Collected data
========
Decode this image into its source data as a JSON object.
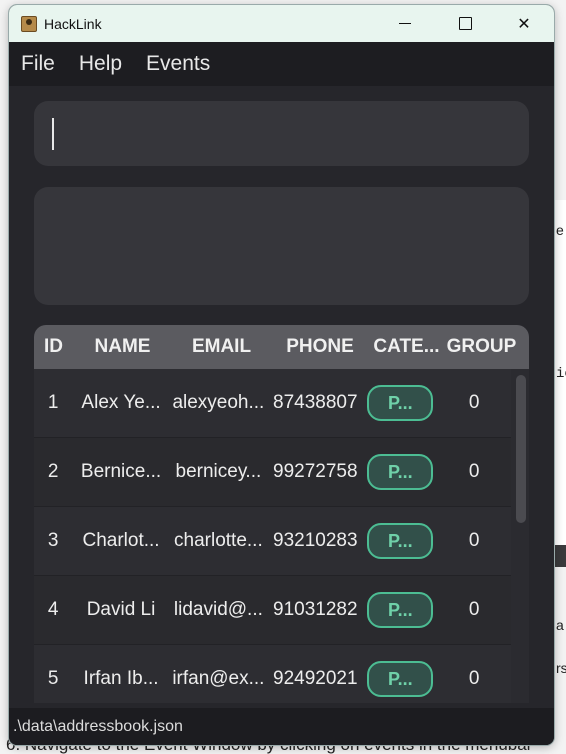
{
  "window": {
    "title": "HackLink",
    "controls": {
      "minimize_icon": "minimize-icon",
      "maximize_icon": "maximize-icon",
      "close_glyph": "✕"
    }
  },
  "menu": [
    "File",
    "Help",
    "Events"
  ],
  "command_input": {
    "value": ""
  },
  "result_display": {
    "text": ""
  },
  "table": {
    "columns": [
      "ID",
      "NAME",
      "EMAIL",
      "PHONE",
      "CATE...",
      "GROUP"
    ],
    "rows": [
      {
        "id": "1",
        "name": "Alex Ye...",
        "email": "alexyeoh...",
        "phone": "87438807",
        "category": "P...",
        "group": "0"
      },
      {
        "id": "2",
        "name": "Bernice...",
        "email": "berniceу...",
        "phone": "99272758",
        "category": "P...",
        "group": "0"
      },
      {
        "id": "3",
        "name": "Charlot...",
        "email": "charlotte...",
        "phone": "93210283",
        "category": "P...",
        "group": "0"
      },
      {
        "id": "4",
        "name": "David Li",
        "email": "lidavid@...",
        "phone": "91031282",
        "category": "P...",
        "group": "0"
      },
      {
        "id": "5",
        "name": "Irfan Ib...",
        "email": "irfan@ex...",
        "phone": "92492021",
        "category": "P...",
        "group": "0"
      }
    ]
  },
  "status_bar": {
    "path": ".\\data\\addressbook.json"
  },
  "background_document": {
    "fragments": [
      "e",
      "ic",
      "a",
      "rs"
    ],
    "bottom_line": "6. Navigate to the Event Window by clicking on events in the menubar"
  },
  "colors": {
    "window_bg": "#26262b",
    "titlebar_bg": "#e8f5ef",
    "accent_green": "#4cbd93",
    "header_bg": "#5b5b60"
  }
}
========
→ Task description
Transcribe the whole listing exactly. Pictures stay out of your copy.

→ Task solution
Decode this image into its source data as a JSON object.
{
  "window": {
    "title": "HackLink",
    "controls": {
      "minimize_icon": "minimize-icon",
      "maximize_icon": "maximize-icon",
      "close_glyph": "✕"
    }
  },
  "menu": [
    "File",
    "Help",
    "Events"
  ],
  "command_input": {
    "value": ""
  },
  "result_display": {
    "text": ""
  },
  "table": {
    "columns": [
      "ID",
      "NAME",
      "EMAIL",
      "PHONE",
      "CATE...",
      "GROUP"
    ],
    "rows": [
      {
        "id": "1",
        "name": "Alex Ye...",
        "email": "alexyeoh...",
        "phone": "87438807",
        "category": "P...",
        "group": "0"
      },
      {
        "id": "2",
        "name": "Bernice...",
        "email": "berniceу...",
        "phone": "99272758",
        "category": "P...",
        "group": "0"
      },
      {
        "id": "3",
        "name": "Charlot...",
        "email": "charlotte...",
        "phone": "93210283",
        "category": "P...",
        "group": "0"
      },
      {
        "id": "4",
        "name": "David Li",
        "email": "lidavid@...",
        "phone": "91031282",
        "category": "P...",
        "group": "0"
      },
      {
        "id": "5",
        "name": "Irfan Ib...",
        "email": "irfan@ex...",
        "phone": "92492021",
        "category": "P...",
        "group": "0"
      }
    ]
  },
  "status_bar": {
    "path": ".\\data\\addressbook.json"
  },
  "background_document": {
    "fragments": [
      "e",
      "ic",
      "a",
      "rs"
    ],
    "bottom_line": "6. Navigate to the Event Window by clicking on events in the menubar"
  },
  "colors": {
    "window_bg": "#26262b",
    "titlebar_bg": "#e8f5ef",
    "accent_green": "#4cbd93",
    "header_bg": "#5b5b60"
  }
}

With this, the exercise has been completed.